--- start DATA EXCERPTS ---

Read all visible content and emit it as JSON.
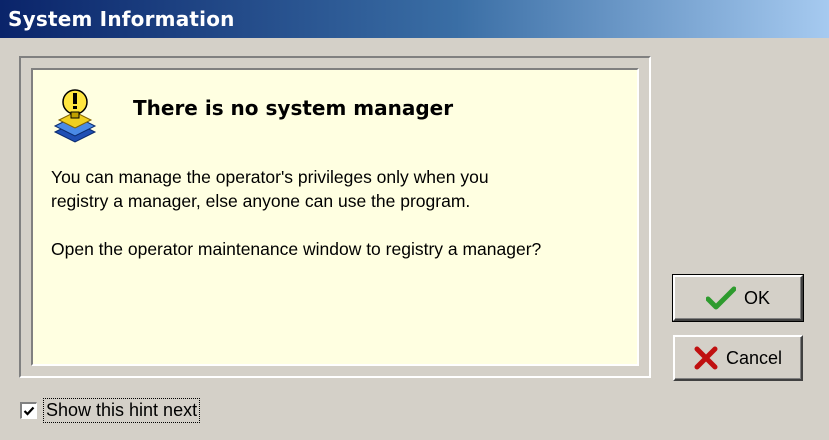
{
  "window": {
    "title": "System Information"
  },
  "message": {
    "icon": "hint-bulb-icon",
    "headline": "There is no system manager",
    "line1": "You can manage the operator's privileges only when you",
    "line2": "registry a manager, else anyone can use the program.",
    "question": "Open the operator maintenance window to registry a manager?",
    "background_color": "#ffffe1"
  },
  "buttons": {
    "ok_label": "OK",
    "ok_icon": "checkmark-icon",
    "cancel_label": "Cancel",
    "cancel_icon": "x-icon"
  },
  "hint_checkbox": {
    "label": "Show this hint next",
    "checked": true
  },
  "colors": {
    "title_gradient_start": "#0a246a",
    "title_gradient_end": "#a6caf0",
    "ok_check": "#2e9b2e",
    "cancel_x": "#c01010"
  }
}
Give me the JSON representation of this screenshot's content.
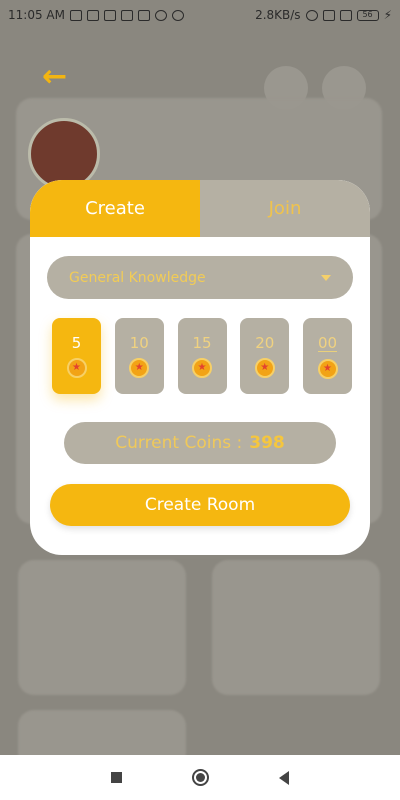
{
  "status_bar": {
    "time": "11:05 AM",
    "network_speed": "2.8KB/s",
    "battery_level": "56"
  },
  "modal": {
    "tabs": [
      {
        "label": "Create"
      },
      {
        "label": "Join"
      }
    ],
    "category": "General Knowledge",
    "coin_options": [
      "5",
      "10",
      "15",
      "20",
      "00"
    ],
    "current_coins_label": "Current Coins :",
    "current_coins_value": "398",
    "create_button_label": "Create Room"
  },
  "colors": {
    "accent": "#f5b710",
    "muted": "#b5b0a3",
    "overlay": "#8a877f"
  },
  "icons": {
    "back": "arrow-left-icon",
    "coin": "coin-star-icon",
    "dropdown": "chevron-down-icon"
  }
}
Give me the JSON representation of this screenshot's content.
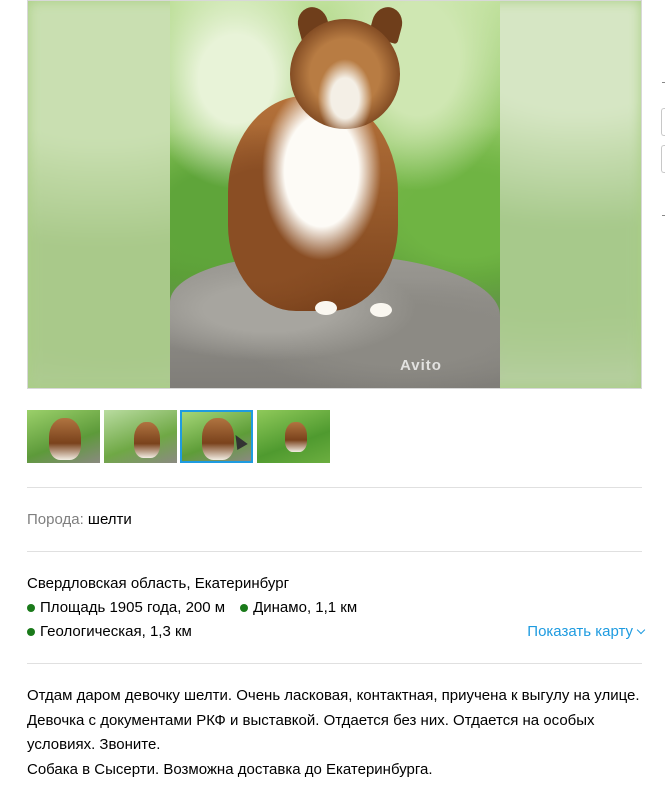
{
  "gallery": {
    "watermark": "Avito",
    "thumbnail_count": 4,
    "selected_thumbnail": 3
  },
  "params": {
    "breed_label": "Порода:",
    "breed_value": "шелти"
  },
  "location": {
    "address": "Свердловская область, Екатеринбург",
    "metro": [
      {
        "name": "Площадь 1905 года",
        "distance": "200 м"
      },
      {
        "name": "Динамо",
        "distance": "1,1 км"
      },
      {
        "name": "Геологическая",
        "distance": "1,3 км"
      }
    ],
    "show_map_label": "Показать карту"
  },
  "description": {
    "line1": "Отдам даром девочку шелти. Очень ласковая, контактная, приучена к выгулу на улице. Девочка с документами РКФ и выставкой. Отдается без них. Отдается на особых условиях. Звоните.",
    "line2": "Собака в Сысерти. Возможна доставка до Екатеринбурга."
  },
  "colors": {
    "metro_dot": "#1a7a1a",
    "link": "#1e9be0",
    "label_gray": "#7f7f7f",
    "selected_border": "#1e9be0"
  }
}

--- end DATA EXCERPTS ---
--- start DATA EXCERPTS ---

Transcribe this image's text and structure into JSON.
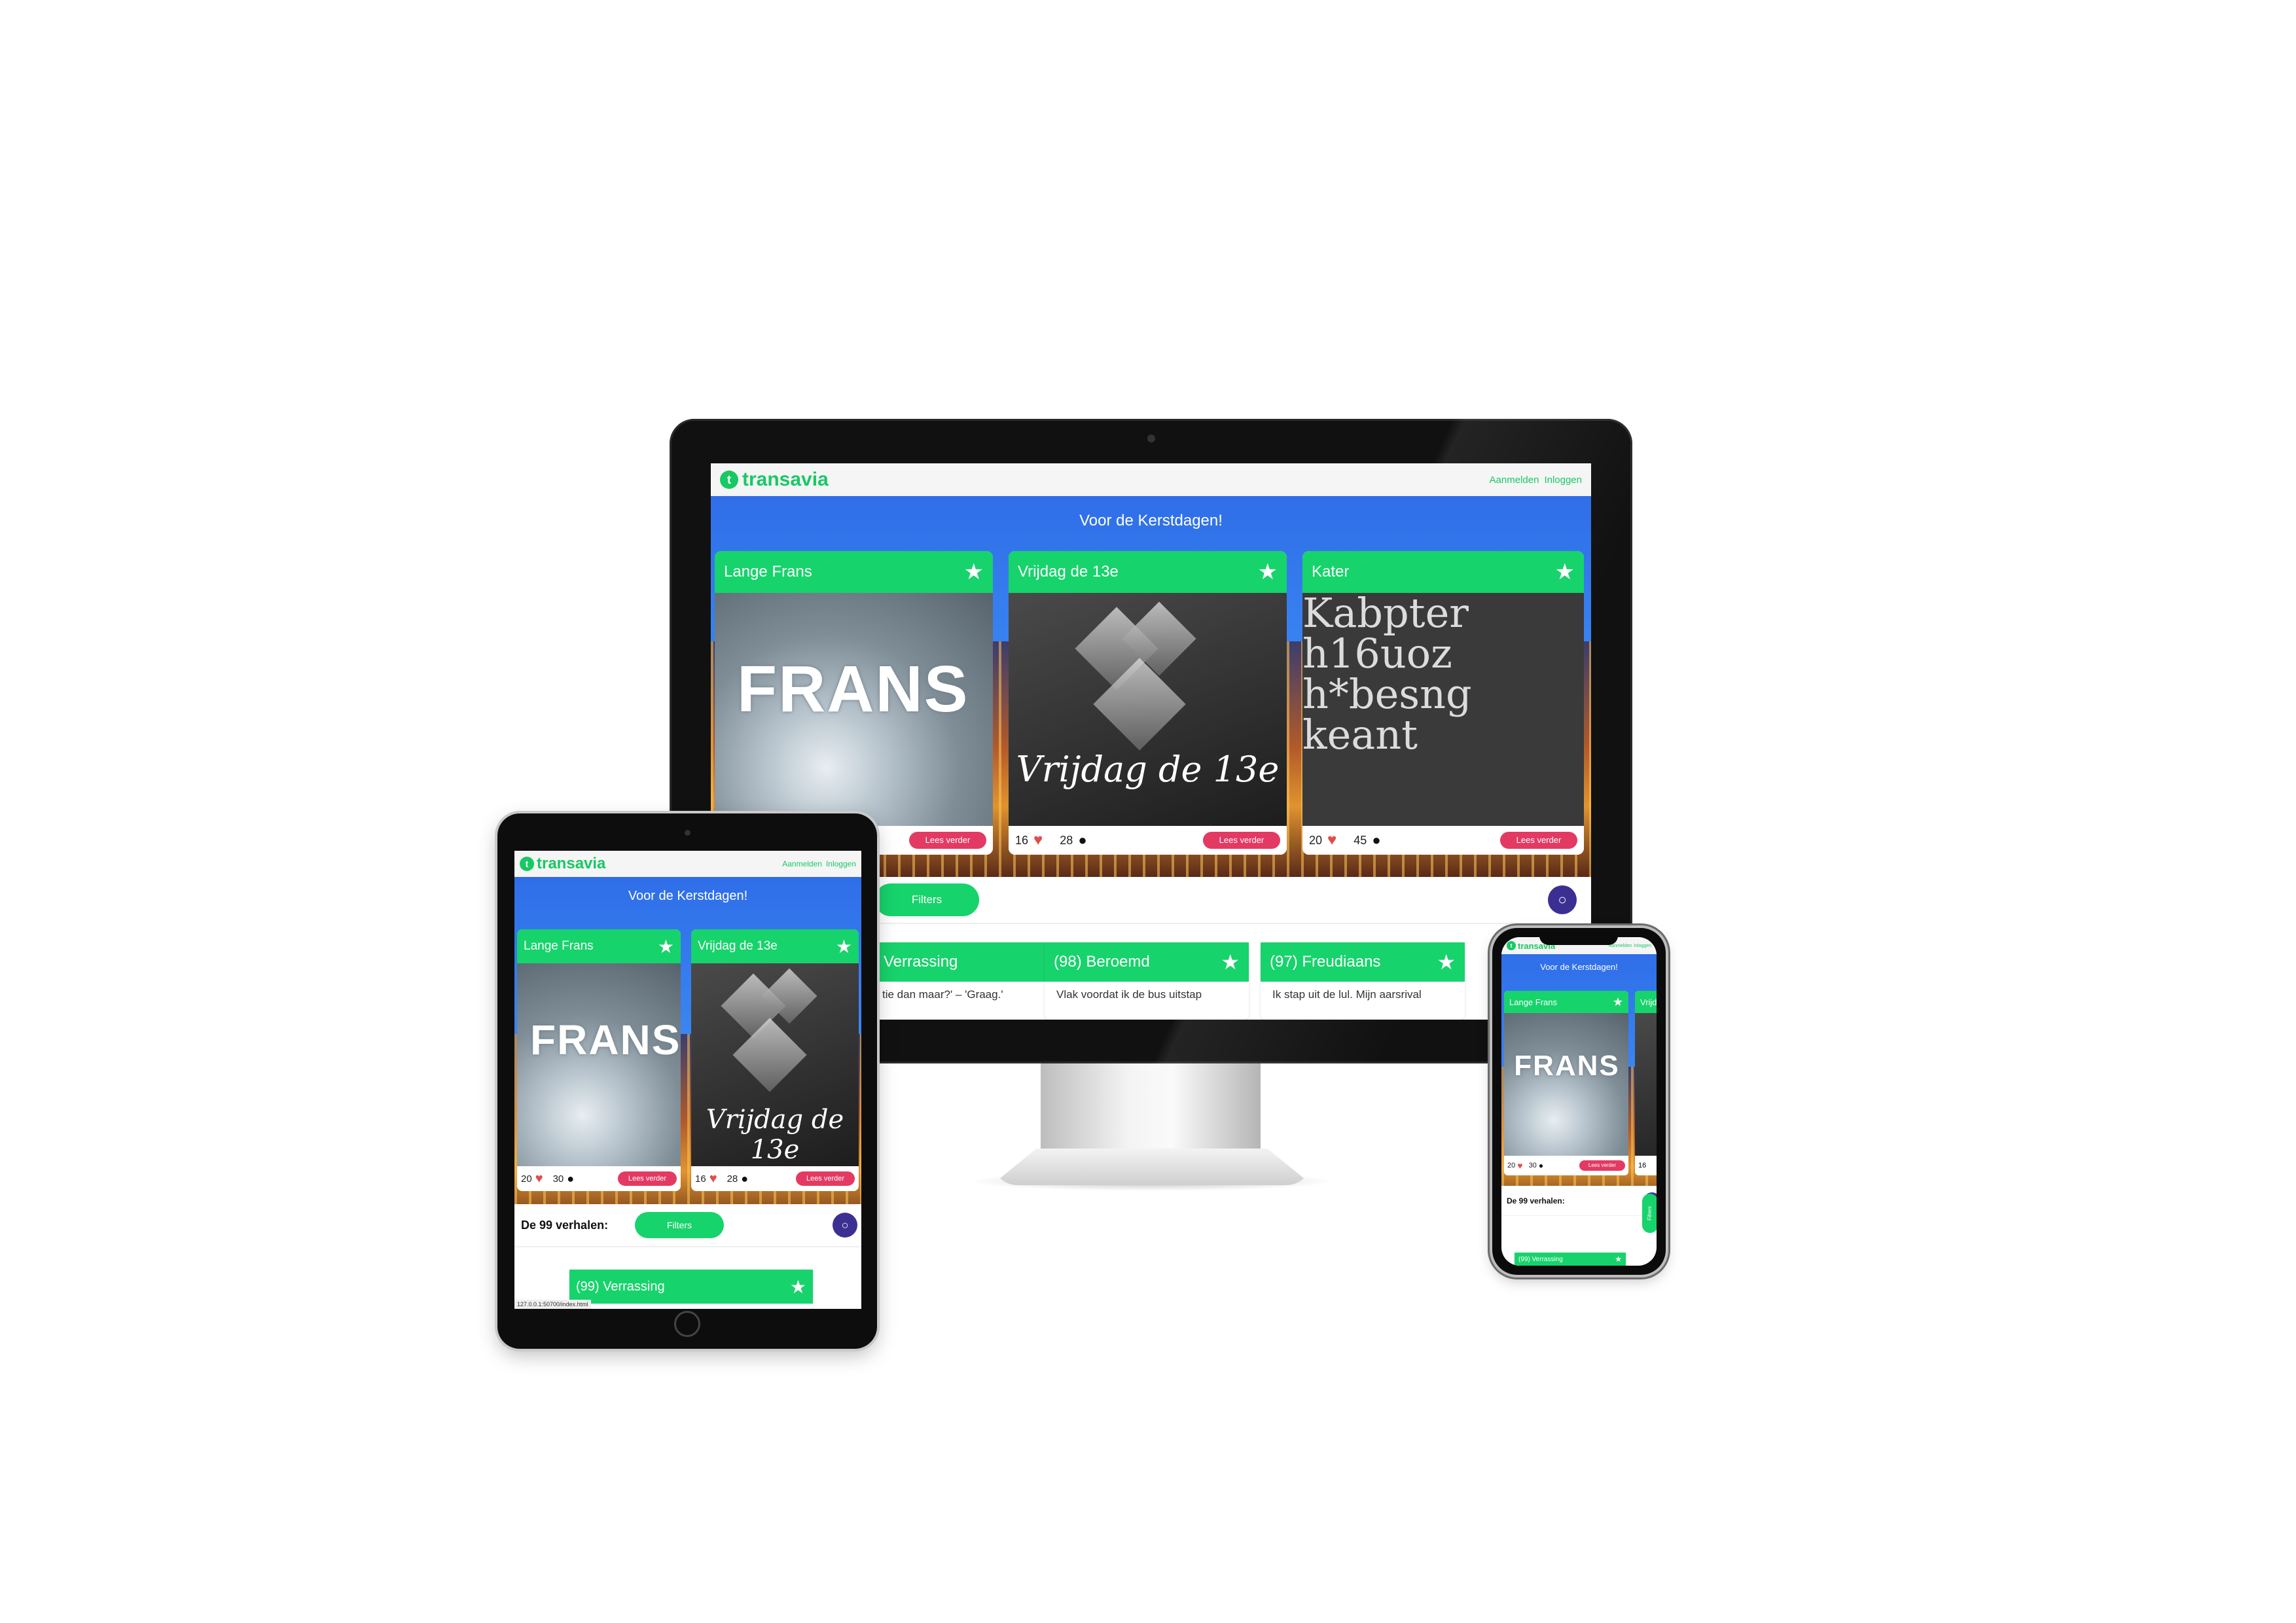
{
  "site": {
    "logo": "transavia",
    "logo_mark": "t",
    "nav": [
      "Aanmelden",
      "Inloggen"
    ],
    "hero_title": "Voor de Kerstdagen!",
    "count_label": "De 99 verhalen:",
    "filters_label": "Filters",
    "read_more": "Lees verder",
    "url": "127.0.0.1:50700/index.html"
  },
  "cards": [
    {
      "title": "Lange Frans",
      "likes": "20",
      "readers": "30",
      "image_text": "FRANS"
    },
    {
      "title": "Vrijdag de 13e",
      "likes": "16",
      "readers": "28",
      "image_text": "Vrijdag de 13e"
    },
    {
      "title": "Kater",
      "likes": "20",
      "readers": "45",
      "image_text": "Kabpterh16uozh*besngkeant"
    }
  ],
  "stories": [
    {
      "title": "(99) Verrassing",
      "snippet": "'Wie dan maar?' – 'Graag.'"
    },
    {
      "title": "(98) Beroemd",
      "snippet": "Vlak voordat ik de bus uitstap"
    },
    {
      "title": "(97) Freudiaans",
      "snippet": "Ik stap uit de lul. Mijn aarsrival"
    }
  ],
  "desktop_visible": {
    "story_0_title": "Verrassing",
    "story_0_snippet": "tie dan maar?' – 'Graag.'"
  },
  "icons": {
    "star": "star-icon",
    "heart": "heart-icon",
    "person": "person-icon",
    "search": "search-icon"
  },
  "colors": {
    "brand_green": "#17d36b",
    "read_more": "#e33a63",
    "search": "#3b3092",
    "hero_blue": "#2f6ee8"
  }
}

--- end DATA EXCERPTS ---
--- start DATA EXCERPTS ---

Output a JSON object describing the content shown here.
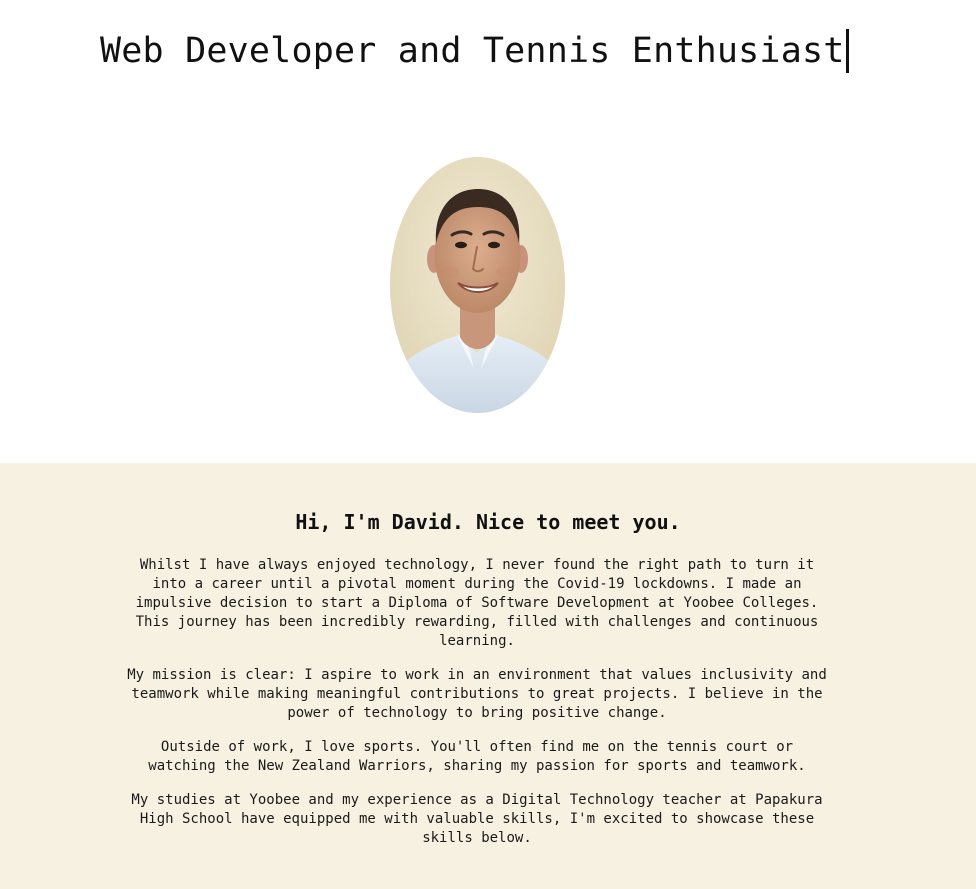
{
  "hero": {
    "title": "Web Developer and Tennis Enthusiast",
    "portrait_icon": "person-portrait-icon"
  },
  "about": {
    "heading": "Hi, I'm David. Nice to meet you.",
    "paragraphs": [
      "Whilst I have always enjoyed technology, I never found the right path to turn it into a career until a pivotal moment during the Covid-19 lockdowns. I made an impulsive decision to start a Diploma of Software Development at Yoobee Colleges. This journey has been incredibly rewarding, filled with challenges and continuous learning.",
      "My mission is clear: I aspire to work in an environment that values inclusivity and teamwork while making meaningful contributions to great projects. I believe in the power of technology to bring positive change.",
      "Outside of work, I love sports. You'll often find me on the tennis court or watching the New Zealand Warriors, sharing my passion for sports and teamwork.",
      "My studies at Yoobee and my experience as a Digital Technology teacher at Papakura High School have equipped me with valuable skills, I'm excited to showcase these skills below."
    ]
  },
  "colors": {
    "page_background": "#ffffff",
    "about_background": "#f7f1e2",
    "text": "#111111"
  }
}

--- end DATA EXCERPTS ---

§ **SET EXERCISE**
Say how many lines have the string "Yoobee" in them, offering no words beyond the number.

§ **FULL RESPONSE**
2